Prompt. Find the lines that hold "exterioare". Report only how many there are.

Given records.

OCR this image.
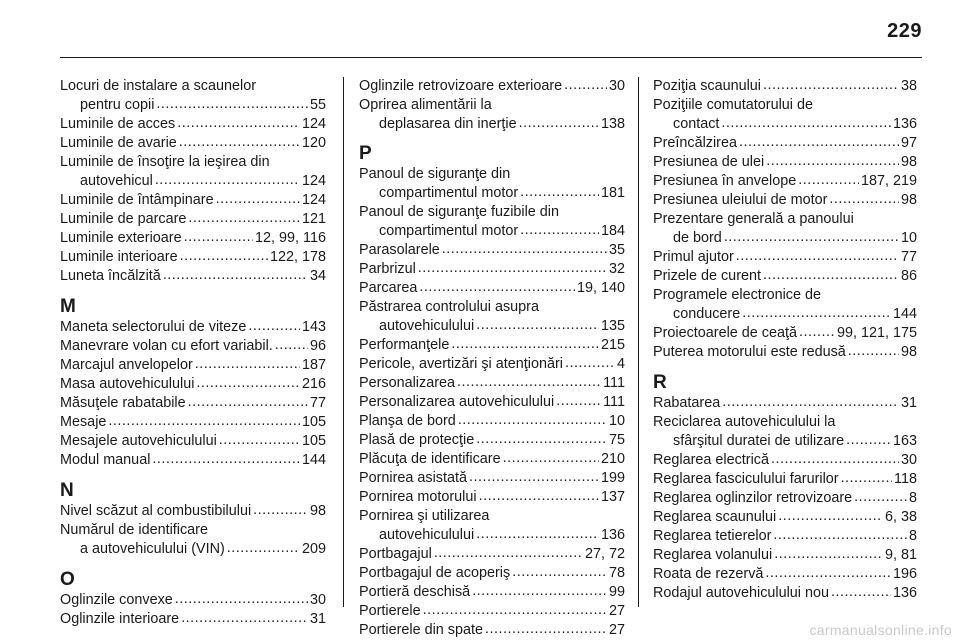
229
Locuri de instalare a scaunelor
pentru copii .....	55
Luminile de acces .....	124
Luminile de avarie .....	120
Luminile de însoţire la ieşirea din
autovehicul .....	124
Luminile de întâmpinare .....	124
Luminile de parcare .....	121
Luminile exterioare .....	12, 99, 116
Luminile interioare .....	122, 178
Luneta încălzită .....	34
M
Maneta selectorului de viteze .....	143
Manevrare volan cu efort variabil. .....	96
Marcajul anvelopelor .....	187
Masa autovehiculului .....	216
Măsuţele rabatabile .....	77
Mesaje .....	105
Mesajele autovehiculului .....	105
Modul manual .....	144
N
Nivel scăzut al combustibilului .....	98
Numărul de identificare
a autovehiculului (VIN) .....	209
O
Oglinzile convexe .....	30
Oglinzile interioare .....	31
Oglinzile retrovizoare exterioare .....	30
Oprirea alimentării la
deplasarea din inerţie .....	138
P
Panoul de siguranţe din
compartimentul motor .....	181
Panoul de siguranţe fuzibile din
compartimentul motor .....	184
Parasolarele .....	35
Parbrizul .....	32
Parcarea .....	19, 140
Păstrarea controlului asupra
autovehiculului .....	135
Performanţele .....	215
Pericole, avertizări şi atenţionări .....	4
Personalizarea .....	111
Personalizarea autovehiculului .....	111
Planşa de bord .....	10
Plasă de protecţie .....	75
Plăcuţa de identificare .....	210
Pornirea asistată .....	199
Pornirea motorului .....	137
Pornirea şi utilizarea
autovehiculului .....	136
Portbagajul .....	27, 72
Portbagajul de acoperiş .....	78
Portieră deschisă .....	99
Portierele .....	27
Portierele din spate .....	27
Poziţia scaunului .....	38
Poziţiile comutatorului de
contact .....	136
Preîncălzirea .....	97
Presiunea de ulei .....	98
Presiunea în anvelope .....	187, 219
Presiunea uleiului de motor .....	98
Prezentare generală a panoului
de bord .....	10
Primul ajutor .....	77
Prizele de curent .....	86
Programele electronice de
conducere .....	144
Proiectoarele de ceaţă .....	99, 121, 175
Puterea motorului este redusă .....	98
R
Rabatarea .....	31
Reciclarea autovehiculului la
sfârşitul duratei de utilizare .....	163
Reglarea electrică .....	30
Reglarea fasciculului farurilor .....	118
Reglarea oglinzilor retrovizoare .....	8
Reglarea scaunului .....	6, 38
Reglarea tetierelor .....	8
Reglarea volanului .....	9, 81
Roata de rezervă .....	196
Rodajul autovehiculului nou .....	136
carmanualsonline.info
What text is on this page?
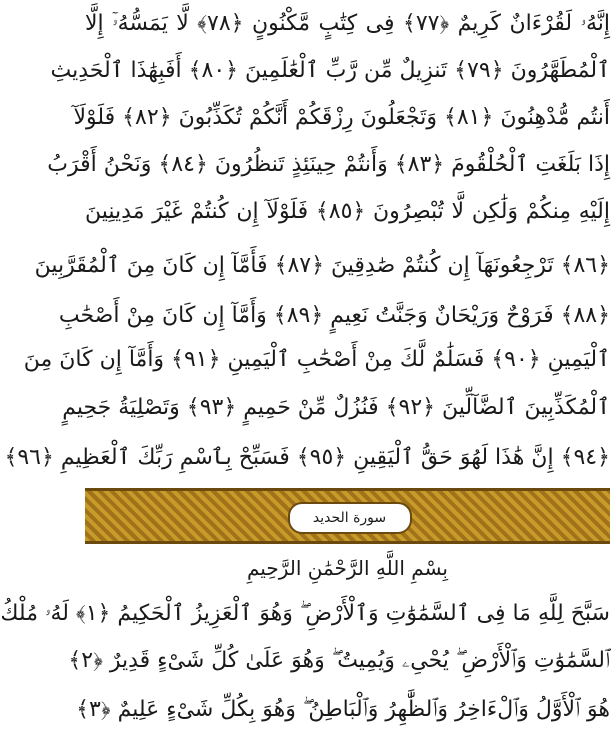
إِنَّهُۥ لَقُرْءَانٌ كَرِيمٌ ﴿٧٧﴾ فِى كِتَٰبٍ مَّكْنُونٍ ﴿٧٨﴾ لَّا يَمَسُّهُۥٓ إِلَّا
ٱلْمُطَهَّرُونَ ﴿٧٩﴾ تَنزِيلٌ مِّن رَّبِّ ٱلْعَٰلَمِينَ ﴿٨٠﴾ أَفَبِهَٰذَا ٱلْحَدِيثِ
أَنتُم مُّدْهِنُونَ ﴿٨١﴾ وَتَجْعَلُونَ رِزْقَكُمْ أَنَّكُمْ تُكَذِّبُونَ ﴿٨٢﴾ فَلَوْلَآ
إِذَا بَلَغَتِ ٱلْحُلْقُومَ ﴿٨٣﴾ وَأَنتُمْ حِينَئِذٍ تَنظُرُونَ ﴿٨٤﴾ وَنَحْنُ أَقْرَبُ
إِلَيْهِ مِنكُمْ وَلَٰكِن لَّا تُبْصِرُونَ ﴿٨٥﴾ فَلَوْلَآ إِن كُنتُمْ غَيْرَ مَدِينِينَ
﴿٨٦﴾ تَرْجِعُونَهَآ إِن كُنتُمْ صَٰدِقِينَ ﴿٨٧﴾ فَأَمَّآ إِن كَانَ مِنَ ٱلْمُقَرَّبِينَ
﴿٨٨﴾ فَرَوْحٌ وَرَيْحَانٌ وَجَنَّتُ نَعِيمٍ ﴿٨٩﴾ وَأَمَّآ إِن كَانَ مِنْ أَصْحَٰبِ
ٱلْيَمِينِ ﴿٩٠﴾ فَسَلَٰمٌ لَّكَ مِنْ أَصْحَٰبِ ٱلْيَمِينِ ﴿٩١﴾ وَأَمَّآ إِن كَانَ مِنَ
ٱلْمُكَذِّبِينَ ٱلضَّآلِّينَ ﴿٩٢﴾ فَنُزُلٌ مِّنْ حَمِيمٍ ﴿٩٣﴾ وَتَصْلِيَةُ جَحِيمٍ
﴿٩٤﴾ إِنَّ هَٰذَا لَهُوَ حَقُّ ٱلْيَقِينِ ﴿٩٥﴾ فَسَبِّحْ بِٱسْمِ رَبِّكَ ٱلْعَظِيمِ ﴿٩٦﴾
سورة الحديد
بِسْمِ اللَّهِ الرَّحْمَٰنِ الرَّحِيمِ
سَبَّحَ لِلَّهِ مَا فِى ٱلسَّمَٰوَٰتِ وَٱلْأَرْضِ ۖ وَهُوَ ٱلْعَزِيزُ ٱلْحَكِيمُ ﴿١﴾ لَهُۥ مُلْكُ
ٱلسَّمَٰوَٰتِ وَٱلْأَرْضِ ۖ يُحْىِۦ وَيُمِيتُ ۖ وَهُوَ عَلَىٰ كُلِّ شَىْءٍ قَدِيرٌ ﴿٢﴾
هُوَ ٱلْأَوَّلُ وَٱلْءَاخِرُ وَٱلظَّٰهِرُ وَٱلْبَاطِنُ ۖ وَهُوَ بِكُلِّ شَىْءٍ عَلِيمٌ ﴿٣﴾
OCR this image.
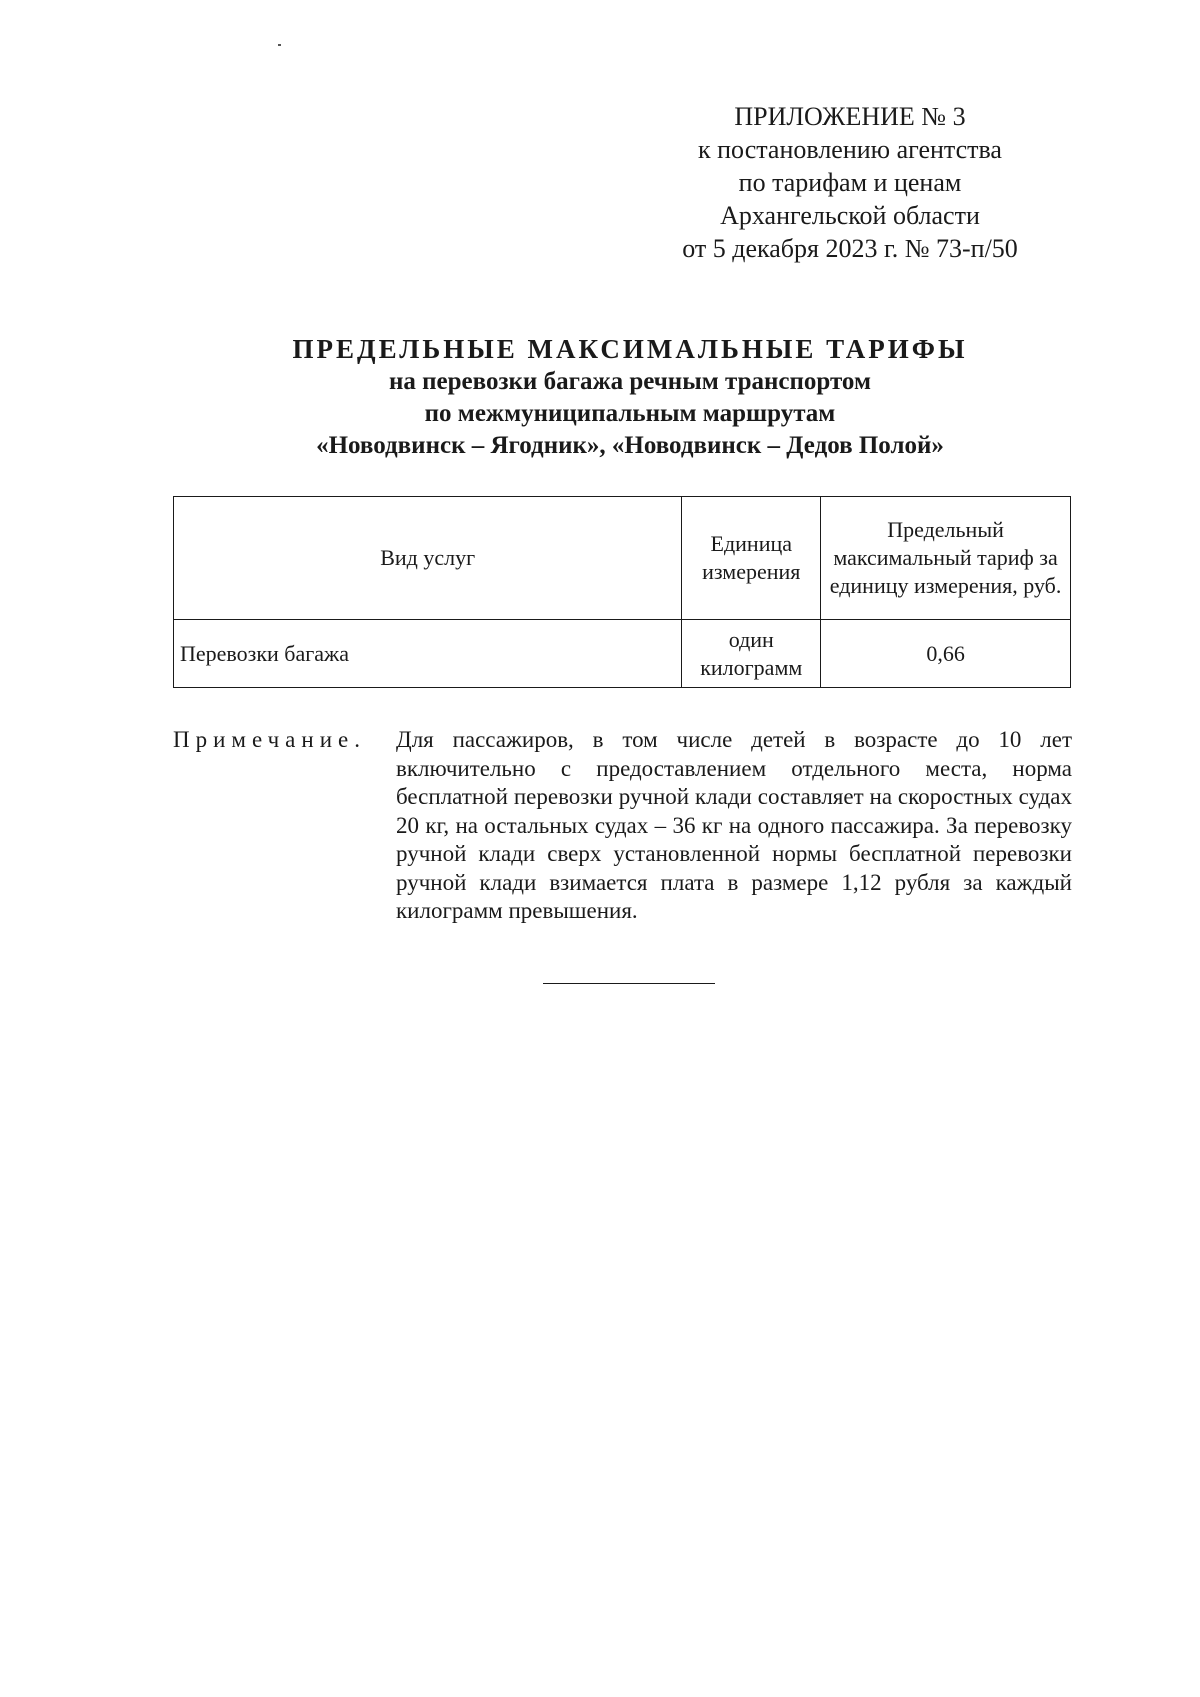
ПРИЛОЖЕНИЕ № 3
к постановлению агентства
по тарифам и ценам
Архангельской области
от 5 декабря 2023 г. № 73-п/50
ПРЕДЕЛЬНЫЕ МАКСИМАЛЬНЫЕ ТАРИФЫ
на перевозки багажа речным транспортом
по межмуниципальным маршрутам
«Новодвинск – Ягодник», «Новодвинск – Дедов Полой»
Вид услуг	Единица измерения	Предельный максимальный тариф за единицу измерения, руб.
Перевозки багажа	один килограмм	0,66
Примечание. Для пассажиров, в том числе детей в возрасте до 10 лет включительно с предоставлением отдельного места, норма бесплатной перевозки ручной клади составляет на скоростных судах 20 кг, на остальных судах – 36 кг на одного пассажира. За перевозку ручной клади сверх установленной нормы бесплатной перевозки ручной клади взимается плата в размере 1,12 рубля за каждый килограмм превышения.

Exercise output. 2